- Records about charts and figures
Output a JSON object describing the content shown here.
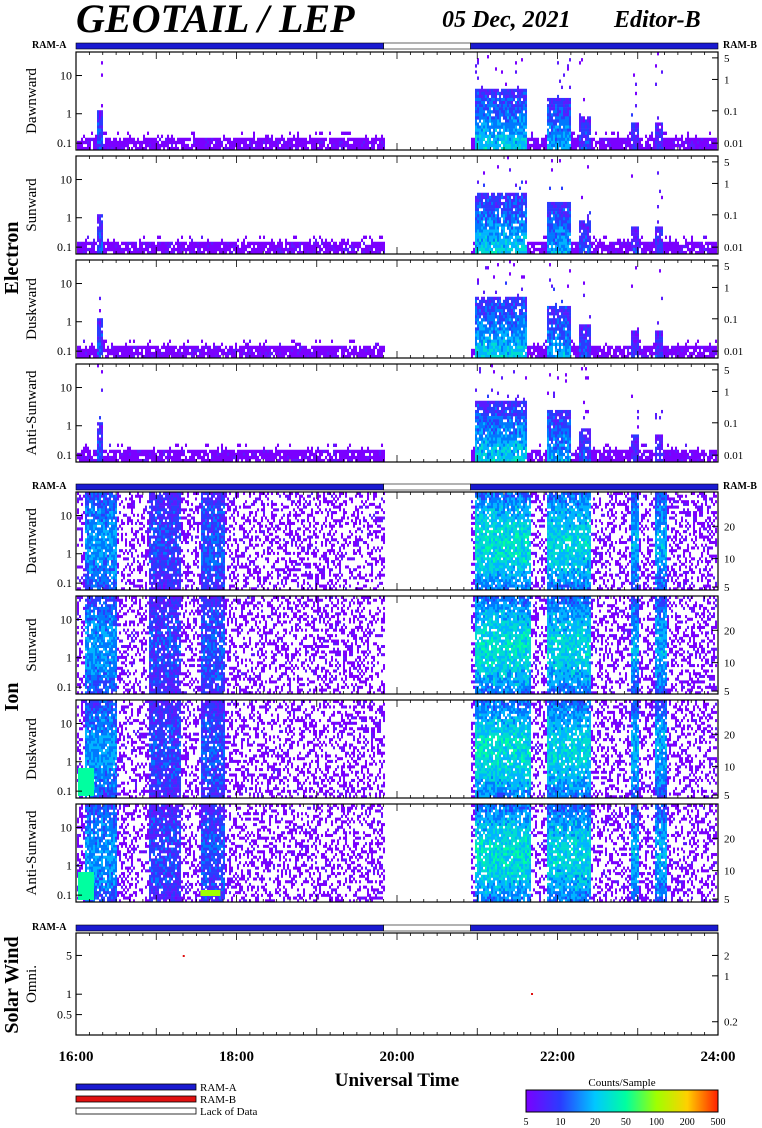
{
  "header": {
    "title": "GEOTAIL / LEP",
    "date": "05 Dec, 2021",
    "editor": "Editor-B"
  },
  "groups": {
    "electron": "Electron",
    "ion": "Ion",
    "solar_wind": "Solar Wind"
  },
  "ram_bar": {
    "left_label": "RAM-A",
    "right_label": "RAM-B",
    "segments": [
      {
        "state": "RAM-A",
        "from": "16:00",
        "to": "19:50"
      },
      {
        "state": "Lack of Data",
        "from": "19:50",
        "to": "20:55"
      },
      {
        "state": "RAM-A",
        "from": "20:55",
        "to": "24:00"
      }
    ]
  },
  "legend": {
    "items": [
      "RAM-A",
      "RAM-B",
      "Lack of Data"
    ],
    "colors": {
      "RAM-A": "#1a1ad0",
      "RAM-B": "#e01010",
      "Lack of Data": "#ffffff"
    }
  },
  "colorbar": {
    "title": "Counts/Sample",
    "ticks": [
      "5",
      "10",
      "20",
      "50",
      "100",
      "200",
      "500"
    ],
    "colors": [
      "#7a00ff",
      "#2a3cff",
      "#00c8ff",
      "#00ffa0",
      "#a0ff00",
      "#ffd000",
      "#ff2000"
    ]
  },
  "chart_data": {
    "type": "heatmap",
    "xlabel": "Universal Time",
    "x_ticks": [
      "16:00",
      "18:00",
      "20:00",
      "22:00",
      "24:00"
    ],
    "x_range": [
      "16:00",
      "24:00"
    ],
    "data_gap": [
      "19:50",
      "20:55"
    ],
    "panels": [
      {
        "group": "Electron",
        "label": "Dawnward",
        "left_ticks": [
          "10",
          "1",
          "0.1"
        ],
        "right_ticks": [
          "5",
          "1",
          "0.1",
          "0.01"
        ]
      },
      {
        "group": "Electron",
        "label": "Sunward",
        "left_ticks": [
          "10",
          "1",
          "0.1"
        ],
        "right_ticks": [
          "5",
          "1",
          "0.1",
          "0.01"
        ]
      },
      {
        "group": "Electron",
        "label": "Duskward",
        "left_ticks": [
          "10",
          "1",
          "0.1"
        ],
        "right_ticks": [
          "5",
          "1",
          "0.1",
          "0.01"
        ]
      },
      {
        "group": "Electron",
        "label": "Anti-Sunward",
        "left_ticks": [
          "10",
          "1",
          "0.1"
        ],
        "right_ticks": [
          "5",
          "1",
          "0.1",
          "0.01"
        ]
      },
      {
        "group": "Ion",
        "label": "Dawnward",
        "left_ticks": [
          "10",
          "1",
          "0.1"
        ],
        "right_ticks": [
          "20",
          "10",
          "5"
        ]
      },
      {
        "group": "Ion",
        "label": "Sunward",
        "left_ticks": [
          "10",
          "1",
          "0.1"
        ],
        "right_ticks": [
          "20",
          "10",
          "5"
        ]
      },
      {
        "group": "Ion",
        "label": "Duskward",
        "left_ticks": [
          "10",
          "1",
          "0.1"
        ],
        "right_ticks": [
          "20",
          "10",
          "5"
        ]
      },
      {
        "group": "Ion",
        "label": "Anti-Sunward",
        "left_ticks": [
          "10",
          "1",
          "0.1"
        ],
        "right_ticks": [
          "20",
          "10",
          "5"
        ]
      },
      {
        "group": "Solar Wind",
        "label": "Omni.",
        "left_ticks": [
          "5",
          "1",
          "0.5"
        ],
        "right_ticks": [
          "2",
          "1",
          "0.2"
        ]
      }
    ]
  }
}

- Task description
Return every line from the records above that holds the word "Wind".

- Right answer
    "solar_wind": "Solar Wind"
        "group": "Solar Wind",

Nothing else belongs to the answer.